Task requirements — Set down, in full, every record in the block.
☆ ☆ ☆ ☆
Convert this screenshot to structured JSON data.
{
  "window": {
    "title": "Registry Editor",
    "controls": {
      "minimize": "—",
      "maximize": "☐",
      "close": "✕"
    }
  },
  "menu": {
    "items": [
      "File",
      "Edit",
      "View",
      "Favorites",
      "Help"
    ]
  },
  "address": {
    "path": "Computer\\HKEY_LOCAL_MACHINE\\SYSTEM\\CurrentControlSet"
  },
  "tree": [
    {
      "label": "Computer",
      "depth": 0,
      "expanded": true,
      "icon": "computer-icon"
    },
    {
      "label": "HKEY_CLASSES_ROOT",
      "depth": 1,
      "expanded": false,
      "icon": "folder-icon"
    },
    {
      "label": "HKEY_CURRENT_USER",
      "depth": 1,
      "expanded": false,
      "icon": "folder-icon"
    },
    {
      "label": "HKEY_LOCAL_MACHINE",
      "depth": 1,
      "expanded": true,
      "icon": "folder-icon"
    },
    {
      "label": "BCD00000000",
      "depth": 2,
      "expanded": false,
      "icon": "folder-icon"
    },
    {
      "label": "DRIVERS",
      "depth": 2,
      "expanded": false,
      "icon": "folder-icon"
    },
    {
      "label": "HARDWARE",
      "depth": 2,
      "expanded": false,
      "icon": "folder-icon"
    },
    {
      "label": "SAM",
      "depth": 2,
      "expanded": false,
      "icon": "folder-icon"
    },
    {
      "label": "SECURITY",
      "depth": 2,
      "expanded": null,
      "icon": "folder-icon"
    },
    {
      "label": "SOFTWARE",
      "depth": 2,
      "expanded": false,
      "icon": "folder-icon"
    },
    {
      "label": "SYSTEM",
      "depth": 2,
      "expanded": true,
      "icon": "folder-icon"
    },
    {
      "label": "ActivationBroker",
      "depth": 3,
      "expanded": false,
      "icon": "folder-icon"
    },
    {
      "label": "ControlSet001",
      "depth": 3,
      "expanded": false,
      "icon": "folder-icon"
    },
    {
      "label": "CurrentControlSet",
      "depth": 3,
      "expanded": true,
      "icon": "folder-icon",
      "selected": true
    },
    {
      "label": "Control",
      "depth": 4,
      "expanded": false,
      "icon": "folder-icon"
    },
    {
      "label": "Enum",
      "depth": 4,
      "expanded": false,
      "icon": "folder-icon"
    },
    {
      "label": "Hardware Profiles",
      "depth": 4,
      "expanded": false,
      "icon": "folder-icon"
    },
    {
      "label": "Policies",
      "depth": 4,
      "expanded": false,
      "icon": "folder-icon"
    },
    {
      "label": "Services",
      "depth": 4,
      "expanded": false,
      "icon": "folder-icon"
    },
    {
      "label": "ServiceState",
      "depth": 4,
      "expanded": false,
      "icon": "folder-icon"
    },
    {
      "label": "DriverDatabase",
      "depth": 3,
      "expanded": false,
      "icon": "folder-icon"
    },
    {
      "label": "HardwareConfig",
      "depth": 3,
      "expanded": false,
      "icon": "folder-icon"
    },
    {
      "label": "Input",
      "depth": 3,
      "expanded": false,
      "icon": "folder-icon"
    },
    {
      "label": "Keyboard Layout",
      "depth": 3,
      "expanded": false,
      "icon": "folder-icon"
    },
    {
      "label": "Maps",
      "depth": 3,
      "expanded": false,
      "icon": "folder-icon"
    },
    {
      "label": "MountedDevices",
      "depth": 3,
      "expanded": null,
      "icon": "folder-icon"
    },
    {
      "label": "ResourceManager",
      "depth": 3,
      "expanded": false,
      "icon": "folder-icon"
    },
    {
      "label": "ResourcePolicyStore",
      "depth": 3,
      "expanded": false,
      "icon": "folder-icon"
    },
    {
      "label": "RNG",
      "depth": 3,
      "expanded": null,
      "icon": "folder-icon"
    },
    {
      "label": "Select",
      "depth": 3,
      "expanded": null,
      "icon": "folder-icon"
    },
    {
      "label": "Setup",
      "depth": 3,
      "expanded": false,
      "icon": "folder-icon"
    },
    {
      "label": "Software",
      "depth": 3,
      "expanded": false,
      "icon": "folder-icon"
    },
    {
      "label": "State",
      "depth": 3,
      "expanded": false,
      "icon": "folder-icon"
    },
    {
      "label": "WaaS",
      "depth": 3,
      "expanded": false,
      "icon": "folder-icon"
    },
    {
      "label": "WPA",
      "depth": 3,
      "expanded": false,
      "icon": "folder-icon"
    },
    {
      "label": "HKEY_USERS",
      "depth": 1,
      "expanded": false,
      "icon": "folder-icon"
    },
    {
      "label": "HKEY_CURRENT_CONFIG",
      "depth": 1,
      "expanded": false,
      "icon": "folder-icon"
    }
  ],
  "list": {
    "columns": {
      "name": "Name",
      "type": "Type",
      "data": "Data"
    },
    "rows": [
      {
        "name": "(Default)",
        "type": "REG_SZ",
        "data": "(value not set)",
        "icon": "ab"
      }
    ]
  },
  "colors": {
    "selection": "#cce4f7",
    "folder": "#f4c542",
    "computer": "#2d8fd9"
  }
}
☆ ☆ ☆ ☆
Final result —
Convert this screenshot to structured JSON data.
{
  "window": {
    "title": "Registry Editor",
    "controls": {
      "minimize": "—",
      "maximize": "☐",
      "close": "✕"
    }
  },
  "menu": {
    "items": [
      "File",
      "Edit",
      "View",
      "Favorites",
      "Help"
    ]
  },
  "address": {
    "path": "Computer\\HKEY_LOCAL_MACHINE\\SYSTEM\\CurrentControlSet"
  },
  "tree": [
    {
      "label": "Computer",
      "depth": 0,
      "expanded": true,
      "icon": "computer-icon"
    },
    {
      "label": "HKEY_CLASSES_ROOT",
      "depth": 1,
      "expanded": false,
      "icon": "folder-icon"
    },
    {
      "label": "HKEY_CURRENT_USER",
      "depth": 1,
      "expanded": false,
      "icon": "folder-icon"
    },
    {
      "label": "HKEY_LOCAL_MACHINE",
      "depth": 1,
      "expanded": true,
      "icon": "folder-icon"
    },
    {
      "label": "BCD00000000",
      "depth": 2,
      "expanded": false,
      "icon": "folder-icon"
    },
    {
      "label": "DRIVERS",
      "depth": 2,
      "expanded": false,
      "icon": "folder-icon"
    },
    {
      "label": "HARDWARE",
      "depth": 2,
      "expanded": false,
      "icon": "folder-icon"
    },
    {
      "label": "SAM",
      "depth": 2,
      "expanded": false,
      "icon": "folder-icon"
    },
    {
      "label": "SECURITY",
      "depth": 2,
      "expanded": null,
      "icon": "folder-icon"
    },
    {
      "label": "SOFTWARE",
      "depth": 2,
      "expanded": false,
      "icon": "folder-icon"
    },
    {
      "label": "SYSTEM",
      "depth": 2,
      "expanded": true,
      "icon": "folder-icon"
    },
    {
      "label": "ActivationBroker",
      "depth": 3,
      "expanded": false,
      "icon": "folder-icon"
    },
    {
      "label": "ControlSet001",
      "depth": 3,
      "expanded": false,
      "icon": "folder-icon"
    },
    {
      "label": "CurrentControlSet",
      "depth": 3,
      "expanded": true,
      "icon": "folder-icon",
      "selected": true
    },
    {
      "label": "Control",
      "depth": 4,
      "expanded": false,
      "icon": "folder-icon"
    },
    {
      "label": "Enum",
      "depth": 4,
      "expanded": false,
      "icon": "folder-icon"
    },
    {
      "label": "Hardware Profiles",
      "depth": 4,
      "expanded": false,
      "icon": "folder-icon"
    },
    {
      "label": "Policies",
      "depth": 4,
      "expanded": false,
      "icon": "folder-icon"
    },
    {
      "label": "Services",
      "depth": 4,
      "expanded": false,
      "icon": "folder-icon"
    },
    {
      "label": "ServiceState",
      "depth": 4,
      "expanded": false,
      "icon": "folder-icon"
    },
    {
      "label": "DriverDatabase",
      "depth": 3,
      "expanded": false,
      "icon": "folder-icon"
    },
    {
      "label": "HardwareConfig",
      "depth": 3,
      "expanded": false,
      "icon": "folder-icon"
    },
    {
      "label": "Input",
      "depth": 3,
      "expanded": false,
      "icon": "folder-icon"
    },
    {
      "label": "Keyboard Layout",
      "depth": 3,
      "expanded": false,
      "icon": "folder-icon"
    },
    {
      "label": "Maps",
      "depth": 3,
      "expanded": false,
      "icon": "folder-icon"
    },
    {
      "label": "MountedDevices",
      "depth": 3,
      "expanded": null,
      "icon": "folder-icon"
    },
    {
      "label": "ResourceManager",
      "depth": 3,
      "expanded": false,
      "icon": "folder-icon"
    },
    {
      "label": "ResourcePolicyStore",
      "depth": 3,
      "expanded": false,
      "icon": "folder-icon"
    },
    {
      "label": "RNG",
      "depth": 3,
      "expanded": null,
      "icon": "folder-icon"
    },
    {
      "label": "Select",
      "depth": 3,
      "expanded": null,
      "icon": "folder-icon"
    },
    {
      "label": "Setup",
      "depth": 3,
      "expanded": false,
      "icon": "folder-icon"
    },
    {
      "label": "Software",
      "depth": 3,
      "expanded": false,
      "icon": "folder-icon"
    },
    {
      "label": "State",
      "depth": 3,
      "expanded": false,
      "icon": "folder-icon"
    },
    {
      "label": "WaaS",
      "depth": 3,
      "expanded": false,
      "icon": "folder-icon"
    },
    {
      "label": "WPA",
      "depth": 3,
      "expanded": false,
      "icon": "folder-icon"
    },
    {
      "label": "HKEY_USERS",
      "depth": 1,
      "expanded": false,
      "icon": "folder-icon"
    },
    {
      "label": "HKEY_CURRENT_CONFIG",
      "depth": 1,
      "expanded": false,
      "icon": "folder-icon"
    }
  ],
  "list": {
    "columns": {
      "name": "Name",
      "type": "Type",
      "data": "Data"
    },
    "rows": [
      {
        "name": "(Default)",
        "type": "REG_SZ",
        "data": "(value not set)",
        "icon": "ab"
      }
    ]
  },
  "colors": {
    "selection": "#cce4f7",
    "folder": "#f4c542",
    "computer": "#2d8fd9"
  }
}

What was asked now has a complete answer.